What to work on —
Repeat each entry exactly and drop the pictures.

Records provided —
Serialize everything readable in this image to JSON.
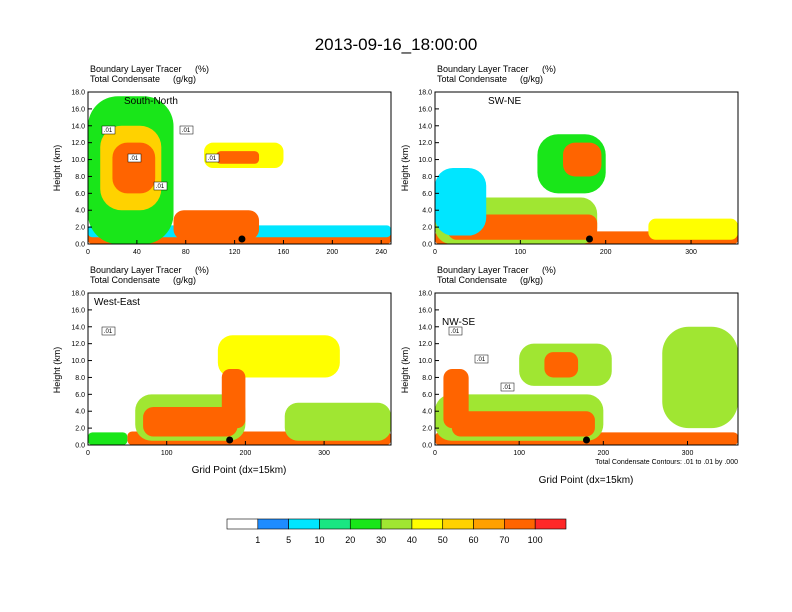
{
  "title": "2013-09-16_18:00:00",
  "palette": [
    "#ffffff",
    "#1e8cff",
    "#00e6ff",
    "#19e682",
    "#19e619",
    "#a0e632",
    "#ffff00",
    "#ffd200",
    "#ffa000",
    "#ff6400",
    "#ff2828"
  ],
  "colorbar": {
    "labels": [
      "1",
      "5",
      "10",
      "20",
      "30",
      "40",
      "50",
      "60",
      "70",
      "100"
    ]
  },
  "chart_data": [
    {
      "type": "heatmap",
      "panel_label": "South-North",
      "field_labels": [
        "Boundary Layer Tracer",
        "Total Condensate"
      ],
      "field_units": [
        "(%)",
        "(g/kg)"
      ],
      "ylabel": "Height (km)",
      "xlabel": "",
      "xlim": [
        0,
        248
      ],
      "ylim": [
        0,
        18
      ],
      "x_ticks": [
        "0",
        "40",
        "80",
        "120",
        "160",
        "200",
        "240"
      ],
      "x_tick_values": [
        0,
        40,
        80,
        120,
        160,
        200,
        240
      ],
      "y_ticks": [
        "0.0",
        "2.0",
        "4.0",
        "6.0",
        "8.0",
        "10.0",
        "12.0",
        "14.0",
        "16.0",
        "18.0"
      ],
      "contour_labels": [
        ".01",
        ".01",
        ".01",
        ".01",
        ".01"
      ],
      "marker_x": 126,
      "blobs": [
        {
          "x": [
            0,
            248
          ],
          "y": [
            0,
            1.4
          ],
          "level": 90
        },
        {
          "x": [
            0,
            248
          ],
          "y": [
            0.8,
            2.2
          ],
          "level": 8
        },
        {
          "x": [
            70,
            140
          ],
          "y": [
            0.5,
            4.0
          ],
          "level": 75
        },
        {
          "x": [
            0,
            70
          ],
          "y": [
            0,
            17.5
          ],
          "level": 25
        },
        {
          "x": [
            10,
            60
          ],
          "y": [
            4,
            14
          ],
          "level": 55
        },
        {
          "x": [
            20,
            55
          ],
          "y": [
            6,
            12
          ],
          "level": 85
        },
        {
          "x": [
            95,
            160
          ],
          "y": [
            9,
            12
          ],
          "level": 45
        },
        {
          "x": [
            105,
            140
          ],
          "y": [
            9.5,
            11
          ],
          "level": 85
        }
      ]
    },
    {
      "type": "heatmap",
      "panel_label": "SW-NE",
      "field_labels": [
        "Boundary Layer Tracer",
        "Total Condensate"
      ],
      "field_units": [
        "(%)",
        "(g/kg)"
      ],
      "ylabel": "Height (km)",
      "xlabel": "",
      "xlim": [
        0,
        355
      ],
      "ylim": [
        0,
        18
      ],
      "x_ticks": [
        "0",
        "100",
        "200",
        "300"
      ],
      "x_tick_values": [
        0,
        100,
        200,
        300
      ],
      "y_ticks": [
        "0.0",
        "2.0",
        "4.0",
        "6.0",
        "8.0",
        "10.0",
        "12.0",
        "14.0",
        "16.0",
        "18.0"
      ],
      "contour_labels": [],
      "marker_x": 181,
      "blobs": [
        {
          "x": [
            0,
            355
          ],
          "y": [
            0,
            1.5
          ],
          "level": 90
        },
        {
          "x": [
            0,
            190
          ],
          "y": [
            0,
            5.5
          ],
          "level": 35
        },
        {
          "x": [
            15,
            190
          ],
          "y": [
            0.5,
            3.5
          ],
          "level": 80
        },
        {
          "x": [
            0,
            60
          ],
          "y": [
            1,
            9
          ],
          "level": 5
        },
        {
          "x": [
            120,
            200
          ],
          "y": [
            6,
            13
          ],
          "level": 25
        },
        {
          "x": [
            150,
            195
          ],
          "y": [
            8,
            12
          ],
          "level": 80
        },
        {
          "x": [
            250,
            355
          ],
          "y": [
            0.5,
            3
          ],
          "level": 45
        }
      ]
    },
    {
      "type": "heatmap",
      "panel_label": "West-East",
      "field_labels": [
        "Boundary Layer Tracer",
        "Total Condensate"
      ],
      "field_units": [
        "(%)",
        "(g/kg)"
      ],
      "ylabel": "Height (km)",
      "xlabel": "Grid Point (dx=15km)",
      "xlim": [
        0,
        385
      ],
      "ylim": [
        0,
        18
      ],
      "x_ticks": [
        "0",
        "100",
        "200",
        "300"
      ],
      "x_tick_values": [
        0,
        100,
        200,
        300
      ],
      "y_ticks": [
        "0.0",
        "2.0",
        "4.0",
        "6.0",
        "8.0",
        "10.0",
        "12.0",
        "14.0",
        "16.0",
        "18.0"
      ],
      "contour_labels": [
        ".01"
      ],
      "marker_x": 180,
      "blobs": [
        {
          "x": [
            50,
            385
          ],
          "y": [
            0,
            1.6
          ],
          "level": 90
        },
        {
          "x": [
            60,
            200
          ],
          "y": [
            0.5,
            6
          ],
          "level": 30
        },
        {
          "x": [
            70,
            190
          ],
          "y": [
            1,
            4.5
          ],
          "level": 75
        },
        {
          "x": [
            165,
            320
          ],
          "y": [
            8,
            13
          ],
          "level": 40
        },
        {
          "x": [
            170,
            200
          ],
          "y": [
            2,
            9
          ],
          "level": 85
        },
        {
          "x": [
            250,
            385
          ],
          "y": [
            0.5,
            5
          ],
          "level": 35
        },
        {
          "x": [
            0,
            50
          ],
          "y": [
            0,
            1.5
          ],
          "level": 20
        }
      ]
    },
    {
      "type": "heatmap",
      "panel_label": "NW-SE",
      "field_labels": [
        "Boundary Layer Tracer",
        "Total Condensate"
      ],
      "field_units": [
        "(%)",
        "(g/kg)"
      ],
      "ylabel": "Height (km)",
      "xlabel": "Grid Point (dx=15km)",
      "xlim": [
        0,
        360
      ],
      "ylim": [
        0,
        18
      ],
      "x_ticks": [
        "0",
        "100",
        "200",
        "300"
      ],
      "x_tick_values": [
        0,
        100,
        200,
        300
      ],
      "y_ticks": [
        "0.0",
        "2.0",
        "4.0",
        "6.0",
        "8.0",
        "10.0",
        "12.0",
        "14.0",
        "16.0",
        "18.0"
      ],
      "contour_labels": [
        ".01",
        ".01",
        ".01"
      ],
      "marker_x": 180,
      "note": "Total Condensate Contours: .01 to .01 by .000",
      "blobs": [
        {
          "x": [
            0,
            360
          ],
          "y": [
            0,
            1.5
          ],
          "level": 90
        },
        {
          "x": [
            0,
            200
          ],
          "y": [
            0.5,
            6
          ],
          "level": 35
        },
        {
          "x": [
            20,
            190
          ],
          "y": [
            1,
            4
          ],
          "level": 80
        },
        {
          "x": [
            100,
            210
          ],
          "y": [
            7,
            12
          ],
          "level": 35
        },
        {
          "x": [
            130,
            170
          ],
          "y": [
            8,
            11
          ],
          "level": 75
        },
        {
          "x": [
            270,
            360
          ],
          "y": [
            2,
            14
          ],
          "level": 30
        },
        {
          "x": [
            10,
            40
          ],
          "y": [
            2,
            9
          ],
          "level": 75
        }
      ]
    }
  ]
}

Task output —
Serialize everything readable in this image to JSON.
{
  "title": "2013-09-16_18:00:00",
  "palette": [
    "#ffffff",
    "#1e8cff",
    "#00e6ff",
    "#19e682",
    "#19e619",
    "#a0e632",
    "#ffff00",
    "#ffd200",
    "#ffa000",
    "#ff6400",
    "#ff2828"
  ],
  "colorbar": {
    "labels": [
      "1",
      "5",
      "10",
      "20",
      "30",
      "40",
      "50",
      "60",
      "70",
      "100"
    ]
  },
  "chart_data": [
    {
      "type": "heatmap",
      "panel_label": "South-North",
      "field_labels": [
        "Boundary Layer Tracer",
        "Total Condensate"
      ],
      "field_units": [
        "(%)",
        "(g/kg)"
      ],
      "ylabel": "Height (km)",
      "xlabel": "",
      "xlim": [
        0,
        248
      ],
      "ylim": [
        0,
        18
      ],
      "x_ticks": [
        "0",
        "40",
        "80",
        "120",
        "160",
        "200",
        "240"
      ],
      "x_tick_values": [
        0,
        40,
        80,
        120,
        160,
        200,
        240
      ],
      "y_ticks": [
        "0.0",
        "2.0",
        "4.0",
        "6.0",
        "8.0",
        "10.0",
        "12.0",
        "14.0",
        "16.0",
        "18.0"
      ],
      "contour_labels": [
        ".01",
        ".01",
        ".01",
        ".01",
        ".01"
      ],
      "marker_x": 126,
      "blobs": [
        {
          "x": [
            0,
            248
          ],
          "y": [
            0,
            1.4
          ],
          "level": 90
        },
        {
          "x": [
            0,
            248
          ],
          "y": [
            0.8,
            2.2
          ],
          "level": 8
        },
        {
          "x": [
            70,
            140
          ],
          "y": [
            0.5,
            4.0
          ],
          "level": 75
        },
        {
          "x": [
            0,
            70
          ],
          "y": [
            0,
            17.5
          ],
          "level": 25
        },
        {
          "x": [
            10,
            60
          ],
          "y": [
            4,
            14
          ],
          "level": 55
        },
        {
          "x": [
            20,
            55
          ],
          "y": [
            6,
            12
          ],
          "level": 85
        },
        {
          "x": [
            95,
            160
          ],
          "y": [
            9,
            12
          ],
          "level": 45
        },
        {
          "x": [
            105,
            140
          ],
          "y": [
            9.5,
            11
          ],
          "level": 85
        }
      ]
    },
    {
      "type": "heatmap",
      "panel_label": "SW-NE",
      "field_labels": [
        "Boundary Layer Tracer",
        "Total Condensate"
      ],
      "field_units": [
        "(%)",
        "(g/kg)"
      ],
      "ylabel": "Height (km)",
      "xlabel": "",
      "xlim": [
        0,
        355
      ],
      "ylim": [
        0,
        18
      ],
      "x_ticks": [
        "0",
        "100",
        "200",
        "300"
      ],
      "x_tick_values": [
        0,
        100,
        200,
        300
      ],
      "y_ticks": [
        "0.0",
        "2.0",
        "4.0",
        "6.0",
        "8.0",
        "10.0",
        "12.0",
        "14.0",
        "16.0",
        "18.0"
      ],
      "contour_labels": [],
      "marker_x": 181,
      "blobs": [
        {
          "x": [
            0,
            355
          ],
          "y": [
            0,
            1.5
          ],
          "level": 90
        },
        {
          "x": [
            0,
            190
          ],
          "y": [
            0,
            5.5
          ],
          "level": 35
        },
        {
          "x": [
            15,
            190
          ],
          "y": [
            0.5,
            3.5
          ],
          "level": 80
        },
        {
          "x": [
            0,
            60
          ],
          "y": [
            1,
            9
          ],
          "level": 5
        },
        {
          "x": [
            120,
            200
          ],
          "y": [
            6,
            13
          ],
          "level": 25
        },
        {
          "x": [
            150,
            195
          ],
          "y": [
            8,
            12
          ],
          "level": 80
        },
        {
          "x": [
            250,
            355
          ],
          "y": [
            0.5,
            3
          ],
          "level": 45
        }
      ]
    },
    {
      "type": "heatmap",
      "panel_label": "West-East",
      "field_labels": [
        "Boundary Layer Tracer",
        "Total Condensate"
      ],
      "field_units": [
        "(%)",
        "(g/kg)"
      ],
      "ylabel": "Height (km)",
      "xlabel": "Grid Point (dx=15km)",
      "xlim": [
        0,
        385
      ],
      "ylim": [
        0,
        18
      ],
      "x_ticks": [
        "0",
        "100",
        "200",
        "300"
      ],
      "x_tick_values": [
        0,
        100,
        200,
        300
      ],
      "y_ticks": [
        "0.0",
        "2.0",
        "4.0",
        "6.0",
        "8.0",
        "10.0",
        "12.0",
        "14.0",
        "16.0",
        "18.0"
      ],
      "contour_labels": [
        ".01"
      ],
      "marker_x": 180,
      "blobs": [
        {
          "x": [
            50,
            385
          ],
          "y": [
            0,
            1.6
          ],
          "level": 90
        },
        {
          "x": [
            60,
            200
          ],
          "y": [
            0.5,
            6
          ],
          "level": 30
        },
        {
          "x": [
            70,
            190
          ],
          "y": [
            1,
            4.5
          ],
          "level": 75
        },
        {
          "x": [
            165,
            320
          ],
          "y": [
            8,
            13
          ],
          "level": 40
        },
        {
          "x": [
            170,
            200
          ],
          "y": [
            2,
            9
          ],
          "level": 85
        },
        {
          "x": [
            250,
            385
          ],
          "y": [
            0.5,
            5
          ],
          "level": 35
        },
        {
          "x": [
            0,
            50
          ],
          "y": [
            0,
            1.5
          ],
          "level": 20
        }
      ]
    },
    {
      "type": "heatmap",
      "panel_label": "NW-SE",
      "field_labels": [
        "Boundary Layer Tracer",
        "Total Condensate"
      ],
      "field_units": [
        "(%)",
        "(g/kg)"
      ],
      "ylabel": "Height (km)",
      "xlabel": "Grid Point (dx=15km)",
      "xlim": [
        0,
        360
      ],
      "ylim": [
        0,
        18
      ],
      "x_ticks": [
        "0",
        "100",
        "200",
        "300"
      ],
      "x_tick_values": [
        0,
        100,
        200,
        300
      ],
      "y_ticks": [
        "0.0",
        "2.0",
        "4.0",
        "6.0",
        "8.0",
        "10.0",
        "12.0",
        "14.0",
        "16.0",
        "18.0"
      ],
      "contour_labels": [
        ".01",
        ".01",
        ".01"
      ],
      "marker_x": 180,
      "note": "Total Condensate Contours: .01 to .01 by .000",
      "blobs": [
        {
          "x": [
            0,
            360
          ],
          "y": [
            0,
            1.5
          ],
          "level": 90
        },
        {
          "x": [
            0,
            200
          ],
          "y": [
            0.5,
            6
          ],
          "level": 35
        },
        {
          "x": [
            20,
            190
          ],
          "y": [
            1,
            4
          ],
          "level": 80
        },
        {
          "x": [
            100,
            210
          ],
          "y": [
            7,
            12
          ],
          "level": 35
        },
        {
          "x": [
            130,
            170
          ],
          "y": [
            8,
            11
          ],
          "level": 75
        },
        {
          "x": [
            270,
            360
          ],
          "y": [
            2,
            14
          ],
          "level": 30
        },
        {
          "x": [
            10,
            40
          ],
          "y": [
            2,
            9
          ],
          "level": 75
        }
      ]
    }
  ]
}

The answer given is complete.